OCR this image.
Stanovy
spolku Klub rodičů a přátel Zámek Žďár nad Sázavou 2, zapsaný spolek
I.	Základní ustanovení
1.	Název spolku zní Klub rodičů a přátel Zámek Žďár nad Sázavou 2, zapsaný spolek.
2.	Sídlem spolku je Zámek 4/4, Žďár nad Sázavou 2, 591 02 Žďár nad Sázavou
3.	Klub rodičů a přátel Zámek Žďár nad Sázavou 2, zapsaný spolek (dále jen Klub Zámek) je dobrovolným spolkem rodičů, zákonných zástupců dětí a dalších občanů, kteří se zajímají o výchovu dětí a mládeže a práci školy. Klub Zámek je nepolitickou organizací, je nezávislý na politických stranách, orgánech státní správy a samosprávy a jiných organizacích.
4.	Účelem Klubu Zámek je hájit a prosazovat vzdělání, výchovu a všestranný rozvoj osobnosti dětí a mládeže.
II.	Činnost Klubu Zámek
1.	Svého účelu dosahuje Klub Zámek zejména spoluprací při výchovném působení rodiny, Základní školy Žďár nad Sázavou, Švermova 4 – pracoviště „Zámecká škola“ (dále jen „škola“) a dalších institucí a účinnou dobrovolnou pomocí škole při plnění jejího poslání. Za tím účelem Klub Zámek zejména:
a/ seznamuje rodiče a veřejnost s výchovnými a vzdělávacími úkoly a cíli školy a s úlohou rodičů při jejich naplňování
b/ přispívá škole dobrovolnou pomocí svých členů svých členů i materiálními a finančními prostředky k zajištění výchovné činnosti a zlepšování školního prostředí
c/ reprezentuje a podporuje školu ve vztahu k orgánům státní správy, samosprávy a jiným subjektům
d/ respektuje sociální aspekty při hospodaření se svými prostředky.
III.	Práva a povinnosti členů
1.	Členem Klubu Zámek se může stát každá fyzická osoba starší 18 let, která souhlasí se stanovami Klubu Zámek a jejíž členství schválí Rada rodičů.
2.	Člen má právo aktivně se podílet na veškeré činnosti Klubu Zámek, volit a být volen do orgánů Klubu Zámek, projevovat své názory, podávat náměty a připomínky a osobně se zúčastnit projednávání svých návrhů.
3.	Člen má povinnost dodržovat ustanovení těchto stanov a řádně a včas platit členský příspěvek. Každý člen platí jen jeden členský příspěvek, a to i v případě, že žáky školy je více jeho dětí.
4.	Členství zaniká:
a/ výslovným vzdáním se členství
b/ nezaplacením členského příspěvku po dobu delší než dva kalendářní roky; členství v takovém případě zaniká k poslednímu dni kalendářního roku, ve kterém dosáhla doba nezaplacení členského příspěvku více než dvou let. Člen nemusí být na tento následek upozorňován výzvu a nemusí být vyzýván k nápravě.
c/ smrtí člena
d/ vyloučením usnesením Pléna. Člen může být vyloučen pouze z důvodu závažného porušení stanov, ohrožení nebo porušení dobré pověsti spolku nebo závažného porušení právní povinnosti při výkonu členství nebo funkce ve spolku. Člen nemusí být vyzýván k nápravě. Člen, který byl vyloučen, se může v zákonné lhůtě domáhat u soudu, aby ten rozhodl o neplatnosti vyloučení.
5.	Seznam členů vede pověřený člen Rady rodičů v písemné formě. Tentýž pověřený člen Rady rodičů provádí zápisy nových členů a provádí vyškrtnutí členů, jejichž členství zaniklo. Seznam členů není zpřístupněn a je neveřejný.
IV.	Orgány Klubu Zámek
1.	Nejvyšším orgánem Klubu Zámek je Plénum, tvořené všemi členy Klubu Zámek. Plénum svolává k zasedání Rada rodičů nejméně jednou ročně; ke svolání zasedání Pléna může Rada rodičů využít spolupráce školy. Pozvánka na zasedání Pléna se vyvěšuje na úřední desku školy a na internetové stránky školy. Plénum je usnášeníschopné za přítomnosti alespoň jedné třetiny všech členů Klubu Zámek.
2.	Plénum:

The exercise.
Give all the records again. Match them exactly.

Worked answer.
OCR this image.
Stanovy
spolku Klub rodičů a přátel Zámek Žďár nad Sázavou 2, zapsaný spolek
I.	Základní ustanovení
1.	Název spolku zní Klub rodičů a přátel Zámek Žďár nad Sázavou 2, zapsaný spolek.
2.	Sídlem spolku je Zámek 4/4, Žďár nad Sázavou 2, 591 02 Žďár nad Sázavou
3.	Klub rodičů a přátel Zámek Žďár nad Sázavou 2, zapsaný spolek (dále jen Klub Zámek) je dobrovolným spolkem rodičů, zákonných zástupců dětí a dalších občanů, kteří se zajímají o výchovu dětí a mládeže a práci školy. Klub Zámek je nepolitickou organizací, je nezávislý na politických stranách, orgánech státní správy a samosprávy a jiných organizacích.
4.	Účelem Klubu Zámek je hájit a prosazovat vzdělání, výchovu a všestranný rozvoj osobnosti dětí a mládeže.
II.	Činnost Klubu Zámek
1.	Svého účelu dosahuje Klub Zámek zejména spoluprací při výchovném působení rodiny, Základní školy Žďár nad Sázavou, Švermova 4 – pracoviště „Zámecká škola“ (dále jen „škola“) a dalších institucí a účinnou dobrovolnou pomocí škole při plnění jejího poslání. Za tím účelem Klub Zámek zejména:
a/ seznamuje rodiče a veřejnost s výchovnými a vzdělávacími úkoly a cíli školy a s úlohou rodičů při jejich naplňování
b/ přispívá škole dobrovolnou pomocí svých členů svých členů i materiálními a finančními prostředky k zajištění výchovné činnosti a zlepšování školního prostředí
c/ reprezentuje a podporuje školu ve vztahu k orgánům státní správy, samosprávy a jiným subjektům
d/ respektuje sociální aspekty při hospodaření se svými prostředky.
III.	Práva a povinnosti členů
1.	Členem Klubu Zámek se může stát každá fyzická osoba starší 18 let, která souhlasí se stanovami Klubu Zámek a jejíž členství schválí Rada rodičů.
2.	Člen má právo aktivně se podílet na veškeré činnosti Klubu Zámek, volit a být volen do orgánů Klubu Zámek, projevovat své názory, podávat náměty a připomínky a osobně se zúčastnit projednávání svých návrhů.
3.	Člen má povinnost dodržovat ustanovení těchto stanov a řádně a včas platit členský příspěvek. Každý člen platí jen jeden členský příspěvek, a to i v případě, že žáky školy je více jeho dětí.
4.	Členství zaniká:
a/ výslovným vzdáním se členství
b/ nezaplacením členského příspěvku po dobu delší než dva kalendářní roky; členství v takovém případě zaniká k poslednímu dni kalendářního roku, ve kterém dosáhla doba nezaplacení členského příspěvku více než dvou let. Člen nemusí být na tento následek upozorňován výzvu a nemusí být vyzýván k nápravě.
c/ smrtí člena
d/ vyloučením usnesením Pléna. Člen může být vyloučen pouze z důvodu závažného porušení stanov, ohrožení nebo porušení dobré pověsti spolku nebo závažného porušení právní povinnosti při výkonu členství nebo funkce ve spolku. Člen nemusí být vyzýván k nápravě. Člen, který byl vyloučen, se může v zákonné lhůtě domáhat u soudu, aby ten rozhodl o neplatnosti vyloučení.
5.	Seznam členů vede pověřený člen Rady rodičů v písemné formě. Tentýž pověřený člen Rady rodičů provádí zápisy nových členů a provádí vyškrtnutí členů, jejichž členství zaniklo. Seznam členů není zpřístupněn a je neveřejný.
IV.	Orgány Klubu Zámek
1.	Nejvyšším orgánem Klubu Zámek je Plénum, tvořené všemi členy Klubu Zámek. Plénum svolává k zasedání Rada rodičů nejméně jednou ročně; ke svolání zasedání Pléna může Rada rodičů využít spolupráce školy. Pozvánka na zasedání Pléna se vyvěšuje na úřední desku školy a na internetové stránky školy. Plénum je usnášeníschopné za přítomnosti alespoň jedné třetiny všech členů Klubu Zámek.
2.	Plénum:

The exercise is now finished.